• WORK TO COMPLETE:
(A) Say yes or no to whether the film review supports each statement, quoting the review's exact deciding words: (i) Rick Yancey's novel is the first of a trilogy; (ii) the reviewer admired every adaptation of The Hunger Games; (iii) the film gets off to a slow start.
(B) Pick up the film review after its last sentence and carry it on in the same voice.

• EXTRACT:
• • • • •

“A strong and truly enjoyable action film”
With The Hunger Games franchise recently concluding, the Harry Potter franchise long out of the picture, and the Divergent series looking to wrap up in a couple months, Hollywood is undoubtedly scrambling to find the next big young adult franchise. Last time this kind of thing happened, we got such forgettable films like Vampire Academy and City of Ember, films that basically seemed to think they could scrape by on their name-recognition that they could, in turn, cover-up their own mediocrity. Now, however, the industry finds itself in more dire straights, so it only seemed right that Rick Yancey’s novel The 5th Wave, the first of a trilogy, would find itself blown up on the big screen sooner or later.
For the first time in recent memory, after practically sneering at every adaptation of “The Hunger Games” in some way and totally dismissing Divergent all around, I’ve found a young adult franchise I’m actually really intrigued in seeing adapted to film. The 5th Wave is a sprawling and immersive action experience, brimful of the kind of emotions that come with apocalyptic destruction that don’t feel like it’s pandering to mawkish sentiments. It’s a wickedly entertaining film, opening with its feet practically sprinting and never letting up, even during its slower, more reserved sequences of buildup and character relations. It’s first film of 2016 you really should see.

• • • • •

• STORED DATA:
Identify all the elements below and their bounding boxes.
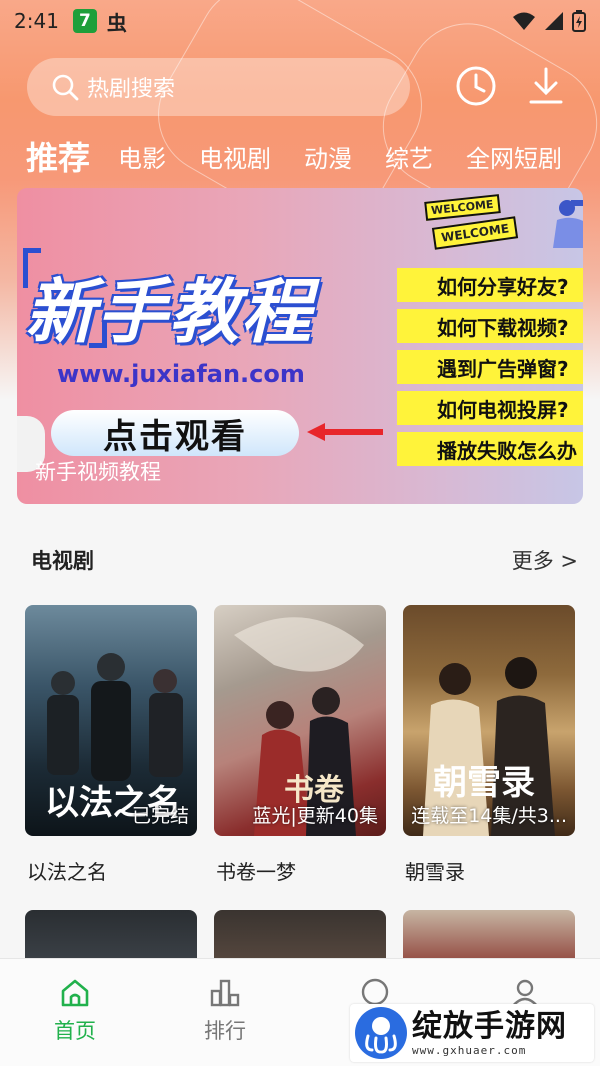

• • • • •

• RESULTS OF THE EXERCISE:
(A)
(i) Yes: "the first of a trilogy"
(ii) No: "after practically sneering at every adaptation of “The Hunger Games” in some way"
(iii) No: "opening with its feet practically sprinting and never letting up"

(B)
The film revolves around Cassie Sullivan (Chloë Grace Moretz), a high school girl who is caught in the middle of utter chaos when a large, foreign spaceship suddenly appears in the sky and hovers over her community. The ship, housing aliens known as “the others,” unleash havoc on Earth in the form of “waves.” The first wave disables anything that runs on power: cell-phones, cars, computers, telephones, motors, engines, generators, electricity, etc. The second wave completely destroys the levee and faultline system of the world, resulting in massive coastal flooding and the destruction of all islands in the blink of an eye. These two waves are designed to weed out the weak and feeble.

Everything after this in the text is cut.